• RECORDS PROVIDED:
_ _ _ _ _

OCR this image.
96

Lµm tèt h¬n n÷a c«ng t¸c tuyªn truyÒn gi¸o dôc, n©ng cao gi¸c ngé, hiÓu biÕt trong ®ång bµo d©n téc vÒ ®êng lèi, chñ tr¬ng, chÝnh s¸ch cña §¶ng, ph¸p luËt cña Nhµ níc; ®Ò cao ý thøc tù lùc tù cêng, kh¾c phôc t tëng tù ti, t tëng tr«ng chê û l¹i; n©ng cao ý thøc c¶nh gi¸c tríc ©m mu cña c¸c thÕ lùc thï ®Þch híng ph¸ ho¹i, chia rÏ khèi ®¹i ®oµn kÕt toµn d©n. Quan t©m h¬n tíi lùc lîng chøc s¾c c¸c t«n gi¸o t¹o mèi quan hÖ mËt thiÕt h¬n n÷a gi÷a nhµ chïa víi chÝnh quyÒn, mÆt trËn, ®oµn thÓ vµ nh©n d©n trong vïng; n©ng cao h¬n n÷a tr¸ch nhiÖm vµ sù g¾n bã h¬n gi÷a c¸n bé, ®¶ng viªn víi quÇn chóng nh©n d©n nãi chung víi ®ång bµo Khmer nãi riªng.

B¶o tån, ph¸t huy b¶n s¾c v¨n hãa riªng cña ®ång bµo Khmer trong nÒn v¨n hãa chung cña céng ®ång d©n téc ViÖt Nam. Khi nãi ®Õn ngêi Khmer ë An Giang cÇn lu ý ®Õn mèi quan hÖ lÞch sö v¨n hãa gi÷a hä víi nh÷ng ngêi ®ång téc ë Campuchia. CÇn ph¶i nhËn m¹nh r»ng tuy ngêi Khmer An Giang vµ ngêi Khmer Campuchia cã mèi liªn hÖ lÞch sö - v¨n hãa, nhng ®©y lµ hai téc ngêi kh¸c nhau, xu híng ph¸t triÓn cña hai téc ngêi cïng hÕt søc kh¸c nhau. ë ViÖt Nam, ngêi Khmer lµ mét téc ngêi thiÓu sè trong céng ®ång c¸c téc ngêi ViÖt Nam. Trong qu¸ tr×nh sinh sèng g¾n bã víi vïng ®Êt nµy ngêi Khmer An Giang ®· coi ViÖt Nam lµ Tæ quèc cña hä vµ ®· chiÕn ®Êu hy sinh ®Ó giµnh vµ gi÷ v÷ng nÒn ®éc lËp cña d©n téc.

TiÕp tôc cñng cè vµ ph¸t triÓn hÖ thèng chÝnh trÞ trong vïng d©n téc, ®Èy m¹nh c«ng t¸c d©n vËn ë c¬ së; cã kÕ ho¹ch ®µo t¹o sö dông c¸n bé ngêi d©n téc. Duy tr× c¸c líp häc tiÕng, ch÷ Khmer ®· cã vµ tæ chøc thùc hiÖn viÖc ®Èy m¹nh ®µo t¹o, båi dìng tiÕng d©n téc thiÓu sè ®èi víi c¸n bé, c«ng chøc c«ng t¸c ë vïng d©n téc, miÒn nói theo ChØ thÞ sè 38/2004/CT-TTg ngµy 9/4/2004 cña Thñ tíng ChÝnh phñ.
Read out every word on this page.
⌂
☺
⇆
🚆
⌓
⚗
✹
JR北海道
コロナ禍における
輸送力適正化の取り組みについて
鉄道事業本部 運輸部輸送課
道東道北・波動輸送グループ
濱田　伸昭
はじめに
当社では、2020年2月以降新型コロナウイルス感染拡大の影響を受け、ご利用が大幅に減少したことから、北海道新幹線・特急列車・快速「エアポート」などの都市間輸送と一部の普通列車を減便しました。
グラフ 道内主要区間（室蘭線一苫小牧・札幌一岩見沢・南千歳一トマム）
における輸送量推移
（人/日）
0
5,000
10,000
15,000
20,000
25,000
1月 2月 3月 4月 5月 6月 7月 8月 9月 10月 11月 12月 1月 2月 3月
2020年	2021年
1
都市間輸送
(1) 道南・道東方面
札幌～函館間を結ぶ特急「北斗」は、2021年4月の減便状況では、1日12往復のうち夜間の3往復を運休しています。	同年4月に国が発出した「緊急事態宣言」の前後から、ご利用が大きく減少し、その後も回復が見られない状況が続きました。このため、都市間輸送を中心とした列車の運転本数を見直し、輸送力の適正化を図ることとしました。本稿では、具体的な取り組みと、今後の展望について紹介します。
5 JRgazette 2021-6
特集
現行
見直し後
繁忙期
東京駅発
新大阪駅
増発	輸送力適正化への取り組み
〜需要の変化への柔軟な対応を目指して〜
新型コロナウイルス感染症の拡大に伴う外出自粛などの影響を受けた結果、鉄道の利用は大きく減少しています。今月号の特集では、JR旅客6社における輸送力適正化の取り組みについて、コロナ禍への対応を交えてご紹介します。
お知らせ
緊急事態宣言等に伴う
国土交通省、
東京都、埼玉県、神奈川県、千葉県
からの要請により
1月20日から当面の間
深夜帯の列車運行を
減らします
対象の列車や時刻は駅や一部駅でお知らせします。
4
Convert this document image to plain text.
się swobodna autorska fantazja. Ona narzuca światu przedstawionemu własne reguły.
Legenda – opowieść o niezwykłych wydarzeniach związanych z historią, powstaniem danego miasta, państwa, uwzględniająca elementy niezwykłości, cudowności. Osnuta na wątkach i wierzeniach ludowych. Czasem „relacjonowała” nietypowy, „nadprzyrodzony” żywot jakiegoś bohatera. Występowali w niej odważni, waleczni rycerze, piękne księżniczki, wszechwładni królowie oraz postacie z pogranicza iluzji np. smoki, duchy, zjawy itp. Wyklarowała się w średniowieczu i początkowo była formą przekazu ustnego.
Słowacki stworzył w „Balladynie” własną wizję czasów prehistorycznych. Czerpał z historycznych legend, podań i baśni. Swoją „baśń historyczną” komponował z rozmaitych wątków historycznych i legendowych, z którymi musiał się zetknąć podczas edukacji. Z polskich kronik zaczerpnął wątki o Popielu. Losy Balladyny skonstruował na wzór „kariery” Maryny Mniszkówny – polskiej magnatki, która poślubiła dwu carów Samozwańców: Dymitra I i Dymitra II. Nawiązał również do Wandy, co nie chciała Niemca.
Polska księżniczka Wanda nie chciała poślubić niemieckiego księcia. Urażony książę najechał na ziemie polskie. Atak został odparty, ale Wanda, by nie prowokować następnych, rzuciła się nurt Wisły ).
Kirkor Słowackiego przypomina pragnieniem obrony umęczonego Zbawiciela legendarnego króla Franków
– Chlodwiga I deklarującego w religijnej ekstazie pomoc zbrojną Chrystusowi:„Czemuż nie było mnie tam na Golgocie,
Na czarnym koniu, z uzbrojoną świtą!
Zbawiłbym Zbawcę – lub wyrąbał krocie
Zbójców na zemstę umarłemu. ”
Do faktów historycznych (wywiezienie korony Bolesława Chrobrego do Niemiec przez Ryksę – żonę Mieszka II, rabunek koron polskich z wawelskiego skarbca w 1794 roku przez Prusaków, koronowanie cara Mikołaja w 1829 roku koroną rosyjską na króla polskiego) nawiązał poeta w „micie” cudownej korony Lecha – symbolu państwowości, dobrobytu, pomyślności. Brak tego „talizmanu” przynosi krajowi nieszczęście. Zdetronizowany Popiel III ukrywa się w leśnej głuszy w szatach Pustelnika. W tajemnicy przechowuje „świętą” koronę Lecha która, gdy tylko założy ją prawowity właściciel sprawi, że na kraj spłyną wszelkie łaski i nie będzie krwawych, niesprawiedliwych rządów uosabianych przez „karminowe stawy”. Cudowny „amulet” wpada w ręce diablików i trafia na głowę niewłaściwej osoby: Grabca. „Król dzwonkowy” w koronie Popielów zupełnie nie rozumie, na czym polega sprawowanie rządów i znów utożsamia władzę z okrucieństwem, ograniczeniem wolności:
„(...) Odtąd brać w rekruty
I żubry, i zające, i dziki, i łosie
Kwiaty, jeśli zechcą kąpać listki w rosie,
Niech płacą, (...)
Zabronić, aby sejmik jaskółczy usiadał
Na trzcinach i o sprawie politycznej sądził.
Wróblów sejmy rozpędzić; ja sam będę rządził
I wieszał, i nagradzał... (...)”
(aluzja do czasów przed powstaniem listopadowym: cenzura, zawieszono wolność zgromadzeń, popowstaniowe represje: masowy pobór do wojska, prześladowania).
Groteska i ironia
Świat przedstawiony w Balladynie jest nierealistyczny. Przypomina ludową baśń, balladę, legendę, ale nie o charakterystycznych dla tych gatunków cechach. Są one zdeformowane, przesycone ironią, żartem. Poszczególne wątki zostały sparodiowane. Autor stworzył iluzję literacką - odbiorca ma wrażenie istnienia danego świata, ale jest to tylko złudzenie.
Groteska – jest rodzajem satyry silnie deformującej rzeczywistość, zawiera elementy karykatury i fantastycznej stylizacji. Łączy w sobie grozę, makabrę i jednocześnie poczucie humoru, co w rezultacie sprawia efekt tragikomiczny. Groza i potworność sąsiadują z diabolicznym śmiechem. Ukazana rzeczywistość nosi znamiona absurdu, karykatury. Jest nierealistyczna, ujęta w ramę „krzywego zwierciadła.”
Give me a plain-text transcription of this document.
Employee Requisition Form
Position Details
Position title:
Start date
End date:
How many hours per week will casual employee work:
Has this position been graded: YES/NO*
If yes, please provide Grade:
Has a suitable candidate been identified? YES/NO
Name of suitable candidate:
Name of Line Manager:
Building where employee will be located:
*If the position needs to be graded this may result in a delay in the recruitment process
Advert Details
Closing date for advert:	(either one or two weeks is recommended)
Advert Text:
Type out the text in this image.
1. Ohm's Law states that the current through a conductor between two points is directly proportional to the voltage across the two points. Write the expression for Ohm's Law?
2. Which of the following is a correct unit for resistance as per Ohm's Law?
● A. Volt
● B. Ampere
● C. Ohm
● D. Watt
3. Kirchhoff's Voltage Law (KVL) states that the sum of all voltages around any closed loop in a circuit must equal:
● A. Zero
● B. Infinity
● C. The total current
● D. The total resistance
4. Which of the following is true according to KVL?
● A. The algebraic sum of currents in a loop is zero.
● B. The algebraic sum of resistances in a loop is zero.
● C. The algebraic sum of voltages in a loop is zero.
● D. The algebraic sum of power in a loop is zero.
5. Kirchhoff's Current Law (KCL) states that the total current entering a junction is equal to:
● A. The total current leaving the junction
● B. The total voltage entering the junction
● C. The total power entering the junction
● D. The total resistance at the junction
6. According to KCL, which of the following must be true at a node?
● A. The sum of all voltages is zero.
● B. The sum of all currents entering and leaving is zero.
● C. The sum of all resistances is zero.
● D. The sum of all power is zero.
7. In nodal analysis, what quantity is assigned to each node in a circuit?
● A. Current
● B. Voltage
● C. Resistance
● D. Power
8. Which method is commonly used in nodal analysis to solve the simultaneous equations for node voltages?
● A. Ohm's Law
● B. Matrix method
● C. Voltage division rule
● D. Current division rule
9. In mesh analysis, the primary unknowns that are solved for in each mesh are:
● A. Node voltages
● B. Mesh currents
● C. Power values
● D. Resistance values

_ _ _ _ _

• REQUEST:
Give back exactly the lines beginning at the one with "Type out the text in this image." and ending at the final line of the material; both boundary lines belong in it.

• EXERCISE RESPONSE:
Type out the text in this image.
1. Ohm's Law states that the current through a conductor between two points is directly proportional to the voltage across the two points. Write the expression for Ohm's Law?
2. Which of the following is a correct unit for resistance as per Ohm's Law?
● A. Volt
● B. Ampere
● C. Ohm
● D. Watt
3. Kirchhoff's Voltage Law (KVL) states that the sum of all voltages around any closed loop in a circuit must equal:
● A. Zero
● B. Infinity
● C. The total current
● D. The total resistance
4. Which of the following is true according to KVL?
● A. The algebraic sum of currents in a loop is zero.
● B. The algebraic sum of resistances in a loop is zero.
● C. The algebraic sum of voltages in a loop is zero.
● D. The algebraic sum of power in a loop is zero.
5. Kirchhoff's Current Law (KCL) states that the total current entering a junction is equal to:
● A. The total current leaving the junction
● B. The total voltage entering the junction
● C. The total power entering the junction
● D. The total resistance at the junction
6. According to KCL, which of the following must be true at a node?
● A. The sum of all voltages is zero.
● B. The sum of all currents entering and leaving is zero.
● C. The sum of all resistances is zero.
● D. The sum of all power is zero.
7. In nodal analysis, what quantity is assigned to each node in a circuit?
● A. Current
● B. Voltage
● C. Resistance
● D. Power
8. Which method is commonly used in nodal analysis to solve the simultaneous equations for node voltages?
● A. Ohm's Law
● B. Matrix method
● C. Voltage division rule
● D. Current division rule
9. In mesh analysis, the primary unknowns that are solved for in each mesh are:
● A. Node voltages
● B. Mesh currents
● C. Power values
● D. Resistance values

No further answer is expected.